▸ Problem statement:
Scan the entries and tally the lines that include the string "Югры". Reply with the figure alone.

▸ Given data:
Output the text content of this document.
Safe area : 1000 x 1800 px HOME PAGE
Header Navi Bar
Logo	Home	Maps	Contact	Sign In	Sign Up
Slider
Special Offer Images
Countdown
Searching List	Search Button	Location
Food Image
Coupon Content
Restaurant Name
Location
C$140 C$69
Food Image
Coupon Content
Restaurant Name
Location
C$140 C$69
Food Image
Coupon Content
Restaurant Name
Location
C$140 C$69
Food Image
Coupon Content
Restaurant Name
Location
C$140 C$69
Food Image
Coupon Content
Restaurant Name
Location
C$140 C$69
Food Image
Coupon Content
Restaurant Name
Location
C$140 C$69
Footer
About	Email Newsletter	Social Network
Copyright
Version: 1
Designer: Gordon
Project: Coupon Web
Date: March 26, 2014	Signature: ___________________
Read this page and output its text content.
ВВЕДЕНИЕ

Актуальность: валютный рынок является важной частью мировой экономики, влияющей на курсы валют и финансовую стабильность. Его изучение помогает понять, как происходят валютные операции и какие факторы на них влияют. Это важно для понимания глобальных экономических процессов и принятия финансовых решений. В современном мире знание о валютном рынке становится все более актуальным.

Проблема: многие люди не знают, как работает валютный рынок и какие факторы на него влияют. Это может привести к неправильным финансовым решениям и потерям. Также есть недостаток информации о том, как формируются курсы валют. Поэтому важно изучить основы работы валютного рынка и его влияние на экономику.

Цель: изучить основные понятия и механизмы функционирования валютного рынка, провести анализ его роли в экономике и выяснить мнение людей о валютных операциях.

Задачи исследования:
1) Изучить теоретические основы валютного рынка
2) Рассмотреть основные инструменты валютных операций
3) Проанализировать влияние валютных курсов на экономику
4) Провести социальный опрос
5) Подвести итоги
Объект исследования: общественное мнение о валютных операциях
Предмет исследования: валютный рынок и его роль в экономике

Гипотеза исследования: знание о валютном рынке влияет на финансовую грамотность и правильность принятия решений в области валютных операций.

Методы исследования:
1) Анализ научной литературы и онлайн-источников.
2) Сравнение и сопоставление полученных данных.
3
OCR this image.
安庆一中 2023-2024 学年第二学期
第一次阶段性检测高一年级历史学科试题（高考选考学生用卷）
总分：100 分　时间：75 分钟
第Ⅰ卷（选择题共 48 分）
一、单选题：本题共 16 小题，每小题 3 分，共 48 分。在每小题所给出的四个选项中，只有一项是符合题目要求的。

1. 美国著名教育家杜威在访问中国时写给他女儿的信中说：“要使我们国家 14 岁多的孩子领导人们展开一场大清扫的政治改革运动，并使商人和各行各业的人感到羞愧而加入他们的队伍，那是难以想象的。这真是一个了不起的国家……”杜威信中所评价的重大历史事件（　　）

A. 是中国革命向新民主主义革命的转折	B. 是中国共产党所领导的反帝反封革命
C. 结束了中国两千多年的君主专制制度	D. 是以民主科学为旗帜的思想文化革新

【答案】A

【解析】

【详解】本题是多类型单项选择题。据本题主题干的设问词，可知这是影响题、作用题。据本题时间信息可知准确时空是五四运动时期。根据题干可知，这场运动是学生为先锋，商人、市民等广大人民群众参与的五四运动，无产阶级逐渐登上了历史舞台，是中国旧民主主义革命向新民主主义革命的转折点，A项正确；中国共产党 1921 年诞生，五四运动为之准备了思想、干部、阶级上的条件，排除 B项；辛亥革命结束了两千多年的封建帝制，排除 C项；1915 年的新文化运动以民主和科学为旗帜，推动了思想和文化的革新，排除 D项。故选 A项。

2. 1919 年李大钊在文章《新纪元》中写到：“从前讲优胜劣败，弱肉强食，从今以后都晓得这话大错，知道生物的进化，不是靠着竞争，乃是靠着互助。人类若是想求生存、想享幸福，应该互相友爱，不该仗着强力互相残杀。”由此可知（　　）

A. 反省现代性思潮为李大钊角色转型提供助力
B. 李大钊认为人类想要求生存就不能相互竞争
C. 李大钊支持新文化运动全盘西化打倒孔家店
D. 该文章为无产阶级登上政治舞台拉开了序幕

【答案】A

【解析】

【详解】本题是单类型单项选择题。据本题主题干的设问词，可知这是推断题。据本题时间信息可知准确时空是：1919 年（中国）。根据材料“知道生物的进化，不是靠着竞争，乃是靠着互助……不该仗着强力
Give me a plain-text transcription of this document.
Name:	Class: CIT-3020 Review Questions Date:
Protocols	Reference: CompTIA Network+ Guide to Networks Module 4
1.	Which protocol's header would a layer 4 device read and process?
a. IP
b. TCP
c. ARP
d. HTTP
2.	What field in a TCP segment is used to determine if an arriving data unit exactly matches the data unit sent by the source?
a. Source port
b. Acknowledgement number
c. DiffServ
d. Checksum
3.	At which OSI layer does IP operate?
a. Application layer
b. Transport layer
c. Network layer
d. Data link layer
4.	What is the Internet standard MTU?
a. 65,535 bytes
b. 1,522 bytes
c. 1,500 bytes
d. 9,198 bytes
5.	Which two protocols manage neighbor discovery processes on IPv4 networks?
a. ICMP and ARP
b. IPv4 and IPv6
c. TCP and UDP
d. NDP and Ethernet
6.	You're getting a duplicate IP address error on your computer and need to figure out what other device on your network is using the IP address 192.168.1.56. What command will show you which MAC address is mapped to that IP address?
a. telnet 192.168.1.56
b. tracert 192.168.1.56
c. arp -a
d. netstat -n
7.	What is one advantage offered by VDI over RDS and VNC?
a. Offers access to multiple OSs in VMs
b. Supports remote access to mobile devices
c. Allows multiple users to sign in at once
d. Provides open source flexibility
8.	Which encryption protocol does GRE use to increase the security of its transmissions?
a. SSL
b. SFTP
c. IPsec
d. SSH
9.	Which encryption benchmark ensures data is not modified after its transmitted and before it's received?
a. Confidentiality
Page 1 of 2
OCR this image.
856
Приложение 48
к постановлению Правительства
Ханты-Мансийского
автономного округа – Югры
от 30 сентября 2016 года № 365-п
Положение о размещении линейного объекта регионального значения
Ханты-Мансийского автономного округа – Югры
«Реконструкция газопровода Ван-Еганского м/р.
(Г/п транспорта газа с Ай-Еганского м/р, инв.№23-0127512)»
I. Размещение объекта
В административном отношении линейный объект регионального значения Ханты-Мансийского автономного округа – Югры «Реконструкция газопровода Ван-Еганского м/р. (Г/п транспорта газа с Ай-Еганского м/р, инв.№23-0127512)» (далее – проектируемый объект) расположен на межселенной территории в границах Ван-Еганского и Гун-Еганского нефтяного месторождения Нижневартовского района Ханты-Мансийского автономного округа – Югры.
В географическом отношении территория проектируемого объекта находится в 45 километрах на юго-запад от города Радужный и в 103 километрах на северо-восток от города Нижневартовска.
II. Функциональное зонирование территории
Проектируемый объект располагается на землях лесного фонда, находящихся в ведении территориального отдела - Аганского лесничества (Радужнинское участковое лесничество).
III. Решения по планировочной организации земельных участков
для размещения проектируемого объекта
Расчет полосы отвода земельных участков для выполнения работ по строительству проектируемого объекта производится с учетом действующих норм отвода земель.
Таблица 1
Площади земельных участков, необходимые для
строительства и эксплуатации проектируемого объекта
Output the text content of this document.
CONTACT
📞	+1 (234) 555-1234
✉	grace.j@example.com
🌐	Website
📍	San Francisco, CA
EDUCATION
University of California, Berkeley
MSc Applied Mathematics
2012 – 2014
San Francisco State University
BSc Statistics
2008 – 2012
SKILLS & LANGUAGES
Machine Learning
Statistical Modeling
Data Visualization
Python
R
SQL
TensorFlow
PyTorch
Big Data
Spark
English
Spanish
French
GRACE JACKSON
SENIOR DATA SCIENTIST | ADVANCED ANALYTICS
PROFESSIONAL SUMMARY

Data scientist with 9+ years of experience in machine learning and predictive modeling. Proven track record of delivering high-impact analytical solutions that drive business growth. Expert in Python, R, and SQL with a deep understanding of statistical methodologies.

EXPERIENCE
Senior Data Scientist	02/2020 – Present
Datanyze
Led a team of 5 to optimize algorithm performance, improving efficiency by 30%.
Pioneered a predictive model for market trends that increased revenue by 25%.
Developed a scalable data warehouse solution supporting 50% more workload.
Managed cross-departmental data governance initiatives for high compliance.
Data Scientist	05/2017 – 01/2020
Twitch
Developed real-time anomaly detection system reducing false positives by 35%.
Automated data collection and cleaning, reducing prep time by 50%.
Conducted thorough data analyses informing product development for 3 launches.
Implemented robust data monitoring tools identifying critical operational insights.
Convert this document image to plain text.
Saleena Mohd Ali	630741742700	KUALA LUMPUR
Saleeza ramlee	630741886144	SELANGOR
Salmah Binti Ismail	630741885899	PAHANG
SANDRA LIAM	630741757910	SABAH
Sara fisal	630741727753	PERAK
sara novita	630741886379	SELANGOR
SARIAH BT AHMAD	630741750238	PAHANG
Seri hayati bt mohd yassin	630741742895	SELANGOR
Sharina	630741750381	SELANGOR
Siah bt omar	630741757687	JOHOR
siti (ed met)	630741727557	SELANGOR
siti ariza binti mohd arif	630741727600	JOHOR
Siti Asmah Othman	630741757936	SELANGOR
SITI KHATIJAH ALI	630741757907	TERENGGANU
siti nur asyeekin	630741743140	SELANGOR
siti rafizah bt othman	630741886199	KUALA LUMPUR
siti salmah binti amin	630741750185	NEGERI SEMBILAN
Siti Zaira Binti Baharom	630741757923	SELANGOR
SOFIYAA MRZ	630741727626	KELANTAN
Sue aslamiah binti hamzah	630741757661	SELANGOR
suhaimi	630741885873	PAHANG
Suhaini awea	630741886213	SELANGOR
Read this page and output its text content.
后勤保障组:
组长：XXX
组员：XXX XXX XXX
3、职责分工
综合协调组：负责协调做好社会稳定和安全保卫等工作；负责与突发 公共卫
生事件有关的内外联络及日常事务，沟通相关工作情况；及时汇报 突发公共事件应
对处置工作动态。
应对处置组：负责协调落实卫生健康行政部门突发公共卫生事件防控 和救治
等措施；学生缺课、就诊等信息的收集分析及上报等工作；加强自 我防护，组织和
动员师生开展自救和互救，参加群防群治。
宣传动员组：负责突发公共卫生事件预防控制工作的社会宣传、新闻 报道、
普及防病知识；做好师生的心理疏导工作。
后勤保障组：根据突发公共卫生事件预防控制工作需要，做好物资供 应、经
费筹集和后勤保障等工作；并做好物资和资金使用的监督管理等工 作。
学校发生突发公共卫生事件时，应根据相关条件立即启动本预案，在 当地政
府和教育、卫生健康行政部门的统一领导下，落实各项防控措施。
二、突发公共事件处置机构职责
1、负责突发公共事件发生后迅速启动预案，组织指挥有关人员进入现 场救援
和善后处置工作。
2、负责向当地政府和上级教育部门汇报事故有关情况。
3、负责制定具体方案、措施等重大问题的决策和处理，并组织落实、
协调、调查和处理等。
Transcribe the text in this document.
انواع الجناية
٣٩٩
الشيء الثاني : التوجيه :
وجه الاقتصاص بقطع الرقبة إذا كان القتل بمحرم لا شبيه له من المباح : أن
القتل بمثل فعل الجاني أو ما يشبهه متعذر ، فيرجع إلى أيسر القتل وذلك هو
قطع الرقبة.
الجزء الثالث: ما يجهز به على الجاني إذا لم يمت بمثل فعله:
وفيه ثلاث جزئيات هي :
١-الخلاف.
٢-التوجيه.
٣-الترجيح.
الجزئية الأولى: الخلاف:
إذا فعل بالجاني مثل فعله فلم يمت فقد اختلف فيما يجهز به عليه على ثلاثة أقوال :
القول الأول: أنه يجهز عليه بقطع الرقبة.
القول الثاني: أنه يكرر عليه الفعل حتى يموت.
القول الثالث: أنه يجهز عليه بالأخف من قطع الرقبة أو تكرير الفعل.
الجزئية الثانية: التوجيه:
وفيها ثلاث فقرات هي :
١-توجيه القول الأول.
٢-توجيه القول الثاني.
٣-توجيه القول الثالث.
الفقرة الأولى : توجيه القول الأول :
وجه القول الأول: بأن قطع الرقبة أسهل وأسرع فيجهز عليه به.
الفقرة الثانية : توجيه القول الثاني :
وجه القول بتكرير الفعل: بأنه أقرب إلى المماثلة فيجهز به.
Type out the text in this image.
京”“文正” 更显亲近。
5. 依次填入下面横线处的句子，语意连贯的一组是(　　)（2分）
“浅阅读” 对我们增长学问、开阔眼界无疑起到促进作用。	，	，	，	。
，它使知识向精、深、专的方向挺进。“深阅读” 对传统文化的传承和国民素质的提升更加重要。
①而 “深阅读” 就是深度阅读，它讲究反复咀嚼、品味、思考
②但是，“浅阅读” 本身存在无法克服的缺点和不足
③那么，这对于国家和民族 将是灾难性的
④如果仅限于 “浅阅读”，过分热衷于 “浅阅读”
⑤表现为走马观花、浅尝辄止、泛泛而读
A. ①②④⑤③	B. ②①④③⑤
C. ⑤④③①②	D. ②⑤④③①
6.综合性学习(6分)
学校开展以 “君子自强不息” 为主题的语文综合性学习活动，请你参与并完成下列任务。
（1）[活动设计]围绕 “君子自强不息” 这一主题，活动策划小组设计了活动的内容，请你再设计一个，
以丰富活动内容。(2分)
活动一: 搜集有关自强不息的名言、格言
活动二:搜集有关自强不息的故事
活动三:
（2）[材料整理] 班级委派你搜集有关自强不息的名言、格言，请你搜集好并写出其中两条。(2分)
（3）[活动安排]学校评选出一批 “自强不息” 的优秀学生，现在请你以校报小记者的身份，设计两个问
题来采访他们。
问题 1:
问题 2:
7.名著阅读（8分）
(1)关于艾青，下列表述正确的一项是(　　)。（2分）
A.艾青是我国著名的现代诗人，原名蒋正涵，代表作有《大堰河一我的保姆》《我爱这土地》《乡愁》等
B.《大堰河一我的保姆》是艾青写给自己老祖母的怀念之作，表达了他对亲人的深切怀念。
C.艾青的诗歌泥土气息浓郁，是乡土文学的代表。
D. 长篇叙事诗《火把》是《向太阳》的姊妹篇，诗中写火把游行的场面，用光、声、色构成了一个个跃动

▸ Output of the task:
3